## [To be done]
Can you find the lines of the listing that include "JSON" and copy every one?
────────────────────
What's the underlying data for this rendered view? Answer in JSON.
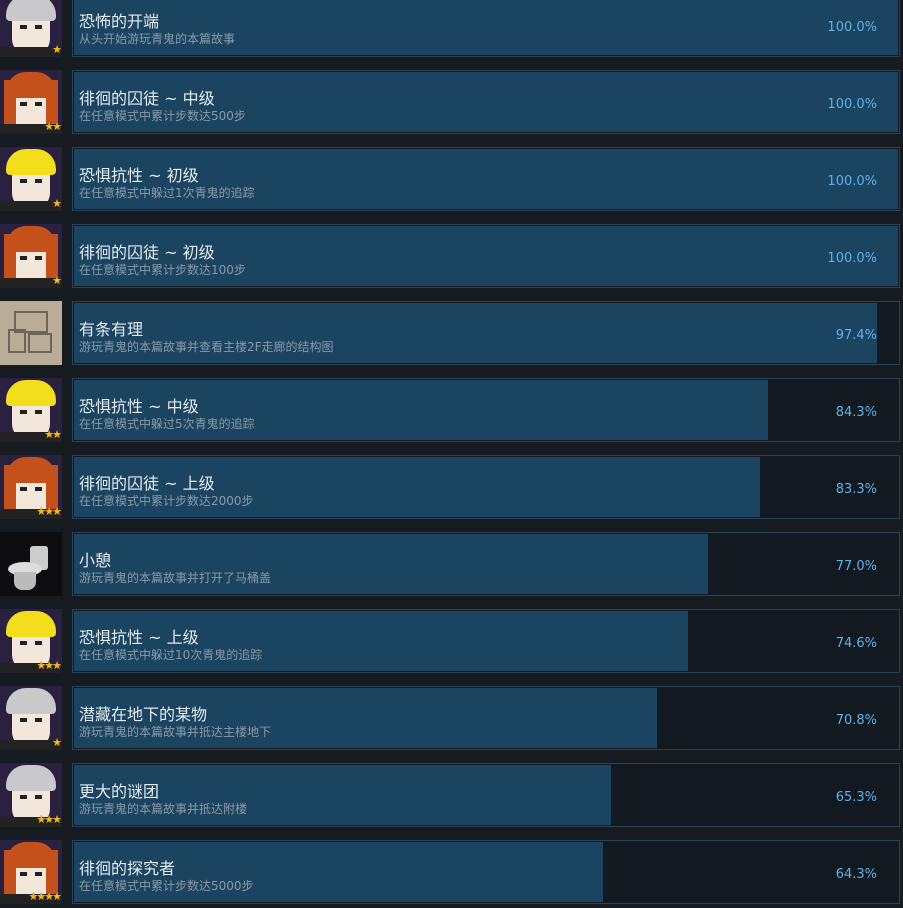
{
  "achievements": [
    {
      "title": "恐怖的开端",
      "desc": "从头开始游玩青鬼的本篇故事",
      "percent": "100.0%",
      "value": 100.0,
      "icon": "silver-hair-glasses-boy",
      "stars": "★"
    },
    {
      "title": "徘徊的囚徒 ~ 中级",
      "desc": "在任意模式中累计步数达500步",
      "percent": "100.0%",
      "value": 100.0,
      "icon": "orange-hair-girl",
      "stars": "★★"
    },
    {
      "title": "恐惧抗性 ~ 初级",
      "desc": "在任意模式中躲过1次青鬼的追踪",
      "percent": "100.0%",
      "value": 100.0,
      "icon": "blond-boy",
      "stars": "★"
    },
    {
      "title": "徘徊的囚徒 ~ 初级",
      "desc": "在任意模式中累计步数达100步",
      "percent": "100.0%",
      "value": 100.0,
      "icon": "orange-hair-girl",
      "stars": "★"
    },
    {
      "title": "有条有理",
      "desc": "游玩青鬼的本篇故事并查看主楼2F走廊的结构图",
      "percent": "97.4%",
      "value": 97.4,
      "icon": "floor-map",
      "stars": ""
    },
    {
      "title": "恐惧抗性 ~ 中级",
      "desc": "在任意模式中躲过5次青鬼的追踪",
      "percent": "84.3%",
      "value": 84.3,
      "icon": "blond-boy",
      "stars": "★★"
    },
    {
      "title": "徘徊的囚徒 ~ 上级",
      "desc": "在任意模式中累计步数达2000步",
      "percent": "83.3%",
      "value": 83.3,
      "icon": "orange-hair-girl",
      "stars": "★★★"
    },
    {
      "title": "小憩",
      "desc": "游玩青鬼的本篇故事并打开了马桶盖",
      "percent": "77.0%",
      "value": 77.0,
      "icon": "toilet",
      "stars": ""
    },
    {
      "title": "恐惧抗性 ~ 上级",
      "desc": "在任意模式中躲过10次青鬼的追踪",
      "percent": "74.6%",
      "value": 74.6,
      "icon": "blond-boy",
      "stars": "★★★"
    },
    {
      "title": "潜藏在地下的某物",
      "desc": "游玩青鬼的本篇故事并抵达主楼地下",
      "percent": "70.8%",
      "value": 70.8,
      "icon": "silver-hair-glasses-boy",
      "stars": "★"
    },
    {
      "title": "更大的谜团",
      "desc": "游玩青鬼的本篇故事并抵达附楼",
      "percent": "65.3%",
      "value": 65.3,
      "icon": "silver-hair-glasses-boy",
      "stars": "★★★"
    },
    {
      "title": "徘徊的探究者",
      "desc": "在任意模式中累计步数达5000步",
      "percent": "64.3%",
      "value": 64.3,
      "icon": "orange-hair-girl",
      "stars": "★★★★"
    }
  ],
  "colors": {
    "fill": "#1a4460",
    "percent": "#5fb2e6",
    "background": "#161b22"
  }
}
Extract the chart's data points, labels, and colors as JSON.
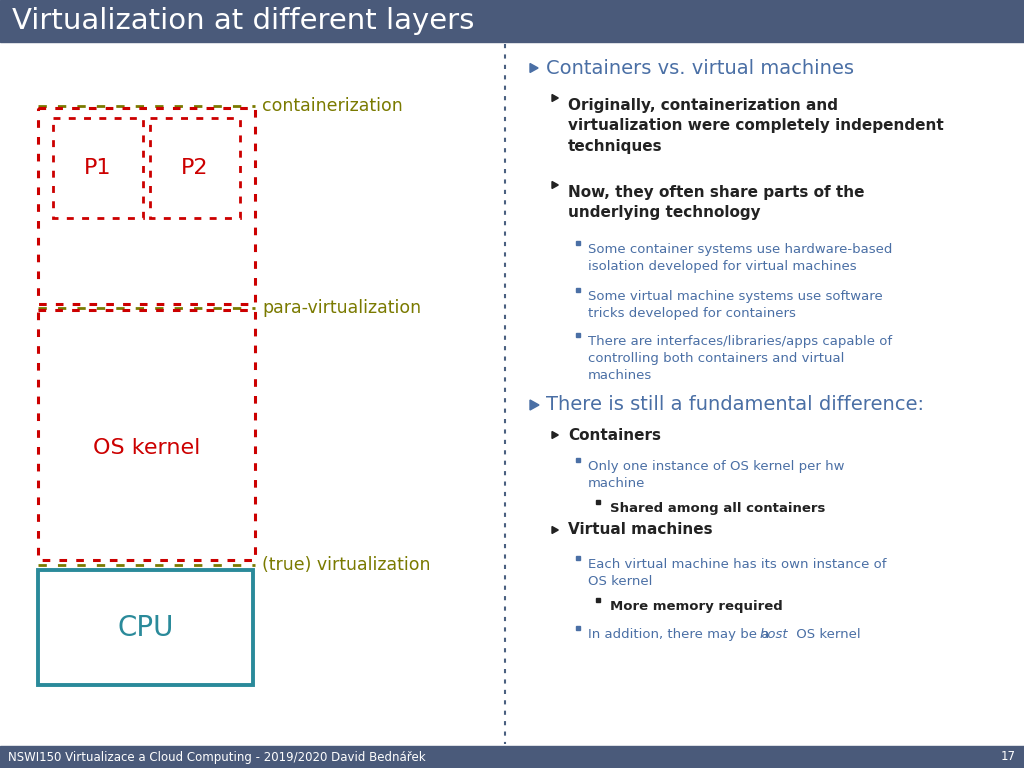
{
  "title": "Virtualization at different layers",
  "title_bg": "#4a5a7a",
  "title_color": "#ffffff",
  "bg_color": "#ffffff",
  "footer_text": "NSWI150 Virtualizace a Cloud Computing - 2019/2020 David Bednářek",
  "footer_page": "17",
  "footer_bg": "#4a5a7a",
  "footer_color": "#ffffff",
  "divider_color": "#4a6080",
  "red_color": "#cc0000",
  "olive_color": "#7a7a00",
  "teal_color": "#2a8a9a",
  "blue_text": "#4a6fa5",
  "dark_text": "#222222"
}
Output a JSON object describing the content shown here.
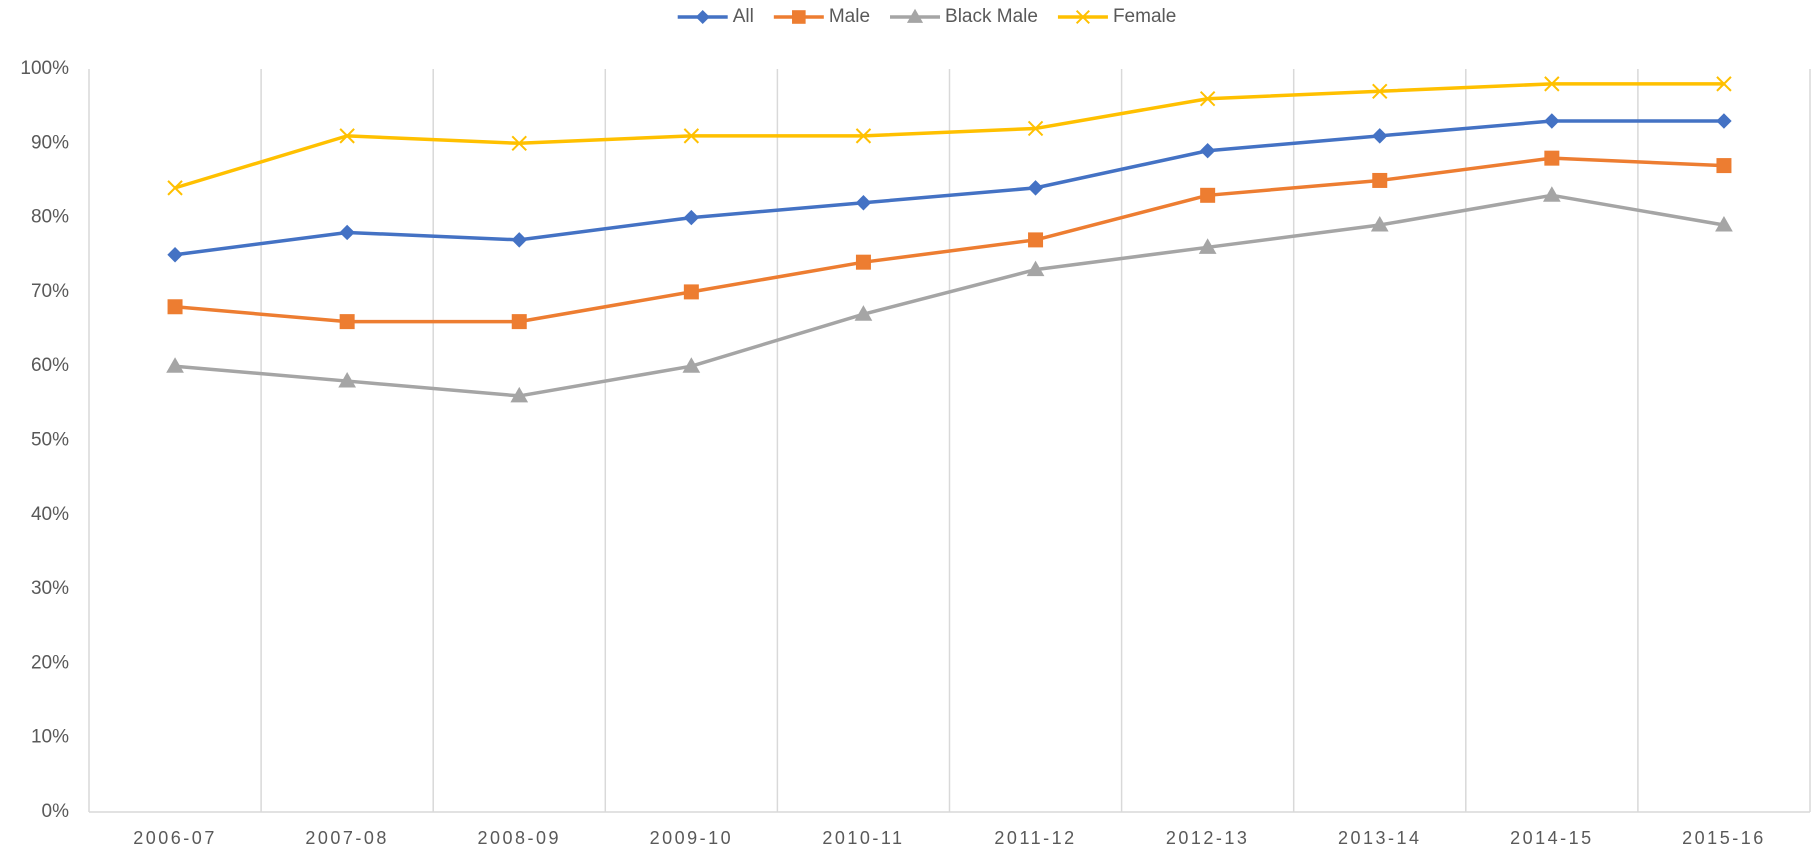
{
  "chart_data": {
    "type": "line",
    "categories": [
      "2006-07",
      "2007-08",
      "2008-09",
      "2009-10",
      "2010-11",
      "2011-12",
      "2012-13",
      "2013-14",
      "2014-15",
      "2015-16"
    ],
    "series": [
      {
        "name": "All",
        "color": "#4472c4",
        "marker": "diamond",
        "values": [
          75,
          78,
          77,
          80,
          82,
          84,
          89,
          91,
          93,
          93
        ]
      },
      {
        "name": "Male",
        "color": "#ed7d31",
        "marker": "square",
        "values": [
          68,
          66,
          66,
          70,
          74,
          77,
          83,
          85,
          88,
          87
        ]
      },
      {
        "name": "Black Male",
        "color": "#a5a5a5",
        "marker": "triangle",
        "values": [
          60,
          58,
          56,
          60,
          67,
          73,
          76,
          79,
          83,
          79
        ]
      },
      {
        "name": "Female",
        "color": "#ffc000",
        "marker": "x",
        "values": [
          84,
          91,
          90,
          91,
          91,
          92,
          96,
          97,
          98,
          98
        ]
      }
    ],
    "ylim": [
      0,
      100
    ],
    "yticks": [
      {
        "value": 0,
        "label": "0%"
      },
      {
        "value": 10,
        "label": "10%"
      },
      {
        "value": 20,
        "label": "20%"
      },
      {
        "value": 30,
        "label": "30%"
      },
      {
        "value": 40,
        "label": "40%"
      },
      {
        "value": 50,
        "label": "50%"
      },
      {
        "value": 60,
        "label": "60%"
      },
      {
        "value": 70,
        "label": "70%"
      },
      {
        "value": 80,
        "label": "80%"
      },
      {
        "value": 90,
        "label": "90%"
      },
      {
        "value": 100,
        "label": "100%"
      }
    ],
    "legend": "top"
  }
}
────────────────────
## [Result]
What's the underlying data for this rendered view? Answer in JSON.
Extract the chart's data points, labels, and colors as JSON.
Output a JSON object describing the content shown here.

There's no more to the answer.